● WHAT IS NEEDED:
Copy out the lines that have "such" in them.

● ● ● ● ● ● ●

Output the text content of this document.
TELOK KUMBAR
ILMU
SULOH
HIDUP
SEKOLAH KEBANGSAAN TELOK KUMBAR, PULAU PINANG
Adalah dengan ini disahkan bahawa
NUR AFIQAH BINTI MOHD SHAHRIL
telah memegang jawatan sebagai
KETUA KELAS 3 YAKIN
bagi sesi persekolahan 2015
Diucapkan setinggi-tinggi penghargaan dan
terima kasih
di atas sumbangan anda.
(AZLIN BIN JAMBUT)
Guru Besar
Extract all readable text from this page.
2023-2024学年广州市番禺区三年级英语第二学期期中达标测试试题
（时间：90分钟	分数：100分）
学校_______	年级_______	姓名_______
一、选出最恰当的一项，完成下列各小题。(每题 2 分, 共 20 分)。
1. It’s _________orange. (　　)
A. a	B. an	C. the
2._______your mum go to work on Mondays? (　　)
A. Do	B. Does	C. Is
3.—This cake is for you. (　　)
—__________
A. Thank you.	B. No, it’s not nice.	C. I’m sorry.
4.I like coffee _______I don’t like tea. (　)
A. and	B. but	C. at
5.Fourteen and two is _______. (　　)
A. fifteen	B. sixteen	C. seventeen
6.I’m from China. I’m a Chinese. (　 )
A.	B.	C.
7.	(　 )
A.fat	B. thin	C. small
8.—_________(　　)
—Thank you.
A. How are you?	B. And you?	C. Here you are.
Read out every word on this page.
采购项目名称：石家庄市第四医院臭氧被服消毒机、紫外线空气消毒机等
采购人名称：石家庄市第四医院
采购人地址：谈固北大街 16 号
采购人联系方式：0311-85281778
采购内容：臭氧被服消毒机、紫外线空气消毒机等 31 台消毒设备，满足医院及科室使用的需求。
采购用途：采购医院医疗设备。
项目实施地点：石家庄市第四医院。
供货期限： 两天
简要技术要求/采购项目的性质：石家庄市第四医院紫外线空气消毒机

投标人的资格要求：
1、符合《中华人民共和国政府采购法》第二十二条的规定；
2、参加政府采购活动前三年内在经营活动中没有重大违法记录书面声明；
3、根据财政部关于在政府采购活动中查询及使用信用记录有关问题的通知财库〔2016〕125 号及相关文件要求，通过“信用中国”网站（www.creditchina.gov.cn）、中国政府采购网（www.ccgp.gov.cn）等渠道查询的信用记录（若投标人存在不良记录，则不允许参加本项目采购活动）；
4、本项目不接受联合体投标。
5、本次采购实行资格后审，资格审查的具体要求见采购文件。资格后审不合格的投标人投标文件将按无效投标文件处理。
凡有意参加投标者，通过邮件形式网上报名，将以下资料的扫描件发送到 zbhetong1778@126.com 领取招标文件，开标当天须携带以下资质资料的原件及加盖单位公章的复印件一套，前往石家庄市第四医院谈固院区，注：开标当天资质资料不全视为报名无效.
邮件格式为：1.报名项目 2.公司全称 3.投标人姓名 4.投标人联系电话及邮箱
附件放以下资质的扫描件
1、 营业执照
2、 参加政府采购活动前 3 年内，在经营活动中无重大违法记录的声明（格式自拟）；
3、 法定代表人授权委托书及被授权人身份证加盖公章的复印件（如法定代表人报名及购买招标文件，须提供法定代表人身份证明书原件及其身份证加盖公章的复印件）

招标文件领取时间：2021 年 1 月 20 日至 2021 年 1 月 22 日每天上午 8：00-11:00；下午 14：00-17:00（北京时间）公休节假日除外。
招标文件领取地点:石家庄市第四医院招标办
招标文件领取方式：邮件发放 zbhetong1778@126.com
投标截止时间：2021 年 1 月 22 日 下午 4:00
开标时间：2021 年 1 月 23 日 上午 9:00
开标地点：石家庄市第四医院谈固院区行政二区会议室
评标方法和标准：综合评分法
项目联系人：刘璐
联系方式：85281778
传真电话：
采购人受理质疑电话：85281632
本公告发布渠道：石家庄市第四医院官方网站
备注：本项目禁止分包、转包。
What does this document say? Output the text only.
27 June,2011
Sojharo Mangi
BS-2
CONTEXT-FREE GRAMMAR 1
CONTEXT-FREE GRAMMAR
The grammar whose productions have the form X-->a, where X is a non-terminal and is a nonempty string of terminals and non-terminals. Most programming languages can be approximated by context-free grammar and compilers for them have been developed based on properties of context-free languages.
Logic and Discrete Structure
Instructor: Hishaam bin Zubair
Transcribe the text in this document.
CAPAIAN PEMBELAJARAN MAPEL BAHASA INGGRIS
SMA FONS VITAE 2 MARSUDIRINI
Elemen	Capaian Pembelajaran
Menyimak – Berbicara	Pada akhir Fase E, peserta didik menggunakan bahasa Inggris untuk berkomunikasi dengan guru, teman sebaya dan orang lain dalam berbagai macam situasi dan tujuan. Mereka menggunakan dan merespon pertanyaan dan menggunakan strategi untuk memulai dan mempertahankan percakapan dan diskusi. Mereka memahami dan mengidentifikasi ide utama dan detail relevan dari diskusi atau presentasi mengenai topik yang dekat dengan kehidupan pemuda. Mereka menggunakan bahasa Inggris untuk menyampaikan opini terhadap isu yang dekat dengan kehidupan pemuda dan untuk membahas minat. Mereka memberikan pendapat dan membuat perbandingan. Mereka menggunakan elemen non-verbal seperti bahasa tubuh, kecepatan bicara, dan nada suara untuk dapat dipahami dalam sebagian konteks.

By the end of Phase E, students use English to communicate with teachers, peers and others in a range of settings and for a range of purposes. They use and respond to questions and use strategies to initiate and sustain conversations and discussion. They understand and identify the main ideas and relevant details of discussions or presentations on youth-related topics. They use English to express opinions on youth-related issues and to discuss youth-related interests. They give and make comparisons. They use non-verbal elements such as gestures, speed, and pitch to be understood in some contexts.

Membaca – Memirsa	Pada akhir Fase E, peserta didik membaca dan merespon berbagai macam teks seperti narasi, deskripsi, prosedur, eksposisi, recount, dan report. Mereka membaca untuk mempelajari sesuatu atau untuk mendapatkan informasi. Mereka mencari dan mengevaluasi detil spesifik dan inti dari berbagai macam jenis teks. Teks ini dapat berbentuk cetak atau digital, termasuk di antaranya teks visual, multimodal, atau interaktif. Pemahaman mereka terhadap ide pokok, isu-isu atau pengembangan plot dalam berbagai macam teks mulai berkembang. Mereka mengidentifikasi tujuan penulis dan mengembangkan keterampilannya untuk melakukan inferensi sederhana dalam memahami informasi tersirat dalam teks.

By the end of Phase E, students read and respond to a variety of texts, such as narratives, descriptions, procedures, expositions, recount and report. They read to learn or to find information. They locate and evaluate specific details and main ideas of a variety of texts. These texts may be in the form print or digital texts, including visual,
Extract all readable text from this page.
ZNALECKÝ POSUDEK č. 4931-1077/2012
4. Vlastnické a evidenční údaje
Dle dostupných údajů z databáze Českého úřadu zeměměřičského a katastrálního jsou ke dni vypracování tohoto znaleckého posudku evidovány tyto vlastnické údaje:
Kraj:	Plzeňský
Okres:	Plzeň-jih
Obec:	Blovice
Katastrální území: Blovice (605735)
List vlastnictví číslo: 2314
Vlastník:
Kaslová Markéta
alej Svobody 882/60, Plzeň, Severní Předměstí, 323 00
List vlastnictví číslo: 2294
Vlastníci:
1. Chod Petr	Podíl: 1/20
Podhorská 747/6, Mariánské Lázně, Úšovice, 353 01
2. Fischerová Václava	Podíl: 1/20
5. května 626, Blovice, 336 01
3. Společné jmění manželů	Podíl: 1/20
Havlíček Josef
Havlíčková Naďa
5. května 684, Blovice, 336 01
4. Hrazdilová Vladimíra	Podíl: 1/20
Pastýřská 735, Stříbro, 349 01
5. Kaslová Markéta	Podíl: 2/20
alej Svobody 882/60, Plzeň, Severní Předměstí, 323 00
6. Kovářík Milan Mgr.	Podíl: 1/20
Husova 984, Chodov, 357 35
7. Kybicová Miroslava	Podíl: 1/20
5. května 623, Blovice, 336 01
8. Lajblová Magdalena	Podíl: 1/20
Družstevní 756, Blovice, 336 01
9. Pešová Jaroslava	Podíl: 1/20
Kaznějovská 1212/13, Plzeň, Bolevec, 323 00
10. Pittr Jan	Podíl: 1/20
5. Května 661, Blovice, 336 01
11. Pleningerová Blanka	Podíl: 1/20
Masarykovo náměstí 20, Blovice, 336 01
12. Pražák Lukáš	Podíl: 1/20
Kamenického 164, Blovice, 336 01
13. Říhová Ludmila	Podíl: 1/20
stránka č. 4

● ● ● ● ● ● ●

● COMPLETE OUTPUT:
By the end of Phase E, students use English to communicate with teachers, peers and others in a range of settings and for a range of purposes. They use and respond to questions and use strategies to initiate and sustain conversations and discussion. They understand and identify the main ideas and relevant details of discussions or presentations on youth-related topics. They use English to express opinions on youth-related issues and to discuss youth-related interests. They give and make comparisons. They use non-verbal elements such as gestures, speed, and pitch to be understood in some contexts.
By the end of Phase E, students read and respond to a variety of texts, such as narratives, descriptions, procedures, expositions, recount and report. They read to learn or to find information. They locate and evaluate specific details and main ideas of a variety of texts. These texts may be in the form print or digital texts, including visual,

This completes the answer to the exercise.